*Given request*:
Repeat the material below word for word and leave out all pictures.

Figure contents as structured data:

** Start **

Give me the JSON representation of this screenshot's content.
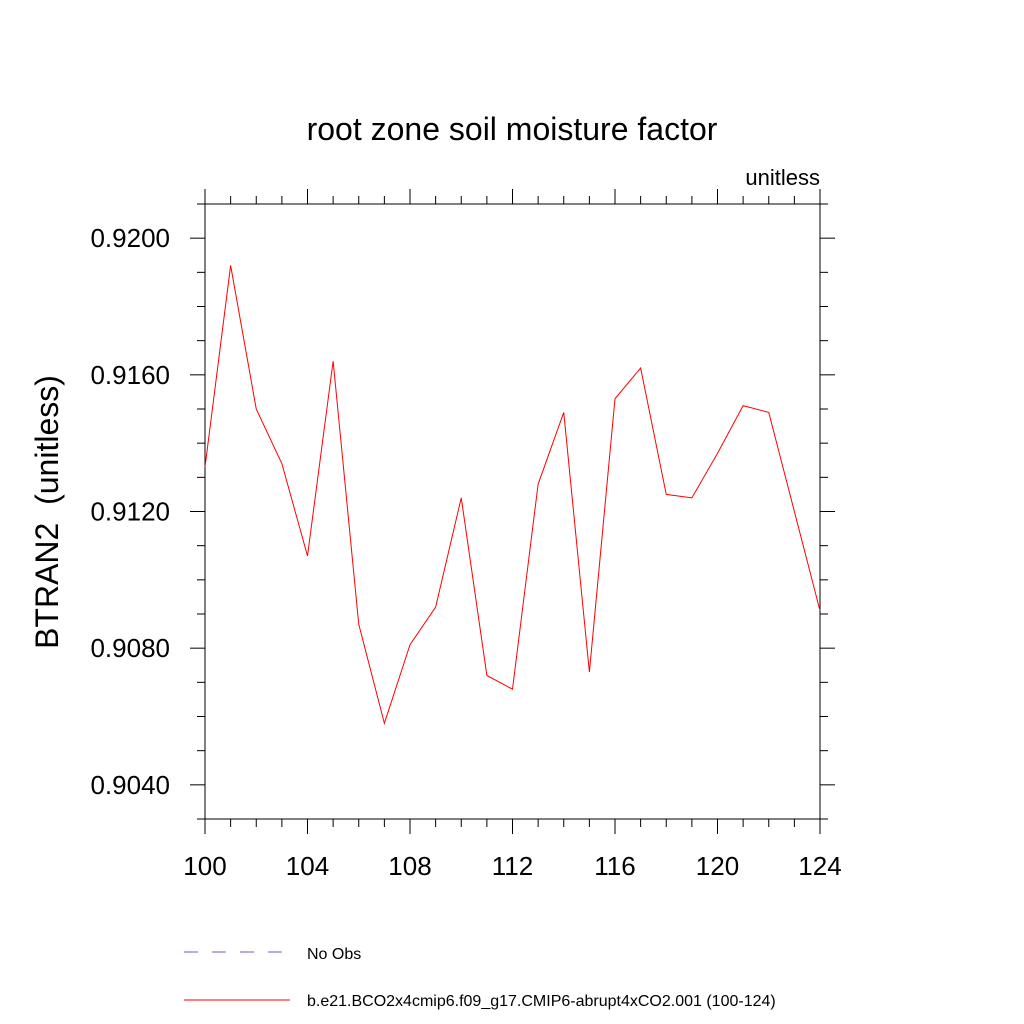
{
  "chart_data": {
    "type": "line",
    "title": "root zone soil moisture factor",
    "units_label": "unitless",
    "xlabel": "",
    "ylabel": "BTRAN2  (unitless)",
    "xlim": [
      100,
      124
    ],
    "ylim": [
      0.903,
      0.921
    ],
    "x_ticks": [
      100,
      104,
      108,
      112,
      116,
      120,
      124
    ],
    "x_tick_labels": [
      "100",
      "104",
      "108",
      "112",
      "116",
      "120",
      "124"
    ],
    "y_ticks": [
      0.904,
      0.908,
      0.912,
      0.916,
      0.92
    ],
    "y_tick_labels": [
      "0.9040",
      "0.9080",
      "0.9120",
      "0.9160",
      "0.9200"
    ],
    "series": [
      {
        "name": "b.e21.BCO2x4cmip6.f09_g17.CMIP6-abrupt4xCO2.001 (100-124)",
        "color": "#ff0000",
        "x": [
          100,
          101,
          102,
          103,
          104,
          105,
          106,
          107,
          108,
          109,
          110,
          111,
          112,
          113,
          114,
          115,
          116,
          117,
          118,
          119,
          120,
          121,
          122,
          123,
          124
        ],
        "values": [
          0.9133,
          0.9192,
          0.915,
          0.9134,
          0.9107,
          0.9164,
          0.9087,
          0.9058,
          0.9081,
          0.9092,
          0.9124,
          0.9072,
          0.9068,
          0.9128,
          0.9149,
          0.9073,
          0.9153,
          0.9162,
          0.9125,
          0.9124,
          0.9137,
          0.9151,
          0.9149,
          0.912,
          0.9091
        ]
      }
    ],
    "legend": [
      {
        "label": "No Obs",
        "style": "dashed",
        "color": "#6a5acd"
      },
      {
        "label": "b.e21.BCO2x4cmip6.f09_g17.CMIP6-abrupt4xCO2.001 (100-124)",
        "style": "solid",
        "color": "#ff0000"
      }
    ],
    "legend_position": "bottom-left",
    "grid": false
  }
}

** End **

*Solution below*:
Give me the JSON representation of this screenshot's content.
{
  "chart_data": {
    "type": "line",
    "title": "root zone soil moisture factor",
    "units_label": "unitless",
    "xlabel": "",
    "ylabel": "BTRAN2  (unitless)",
    "xlim": [
      100,
      124
    ],
    "ylim": [
      0.903,
      0.921
    ],
    "x_ticks": [
      100,
      104,
      108,
      112,
      116,
      120,
      124
    ],
    "x_tick_labels": [
      "100",
      "104",
      "108",
      "112",
      "116",
      "120",
      "124"
    ],
    "y_ticks": [
      0.904,
      0.908,
      0.912,
      0.916,
      0.92
    ],
    "y_tick_labels": [
      "0.9040",
      "0.9080",
      "0.9120",
      "0.9160",
      "0.9200"
    ],
    "series": [
      {
        "name": "b.e21.BCO2x4cmip6.f09_g17.CMIP6-abrupt4xCO2.001 (100-124)",
        "color": "#ff0000",
        "x": [
          100,
          101,
          102,
          103,
          104,
          105,
          106,
          107,
          108,
          109,
          110,
          111,
          112,
          113,
          114,
          115,
          116,
          117,
          118,
          119,
          120,
          121,
          122,
          123,
          124
        ],
        "values": [
          0.9133,
          0.9192,
          0.915,
          0.9134,
          0.9107,
          0.9164,
          0.9087,
          0.9058,
          0.9081,
          0.9092,
          0.9124,
          0.9072,
          0.9068,
          0.9128,
          0.9149,
          0.9073,
          0.9153,
          0.9162,
          0.9125,
          0.9124,
          0.9137,
          0.9151,
          0.9149,
          0.912,
          0.9091
        ]
      }
    ],
    "legend": [
      {
        "label": "No Obs",
        "style": "dashed",
        "color": "#6a5acd"
      },
      {
        "label": "b.e21.BCO2x4cmip6.f09_g17.CMIP6-abrupt4xCO2.001 (100-124)",
        "style": "solid",
        "color": "#ff0000"
      }
    ],
    "legend_position": "bottom-left",
    "grid": false
  }
}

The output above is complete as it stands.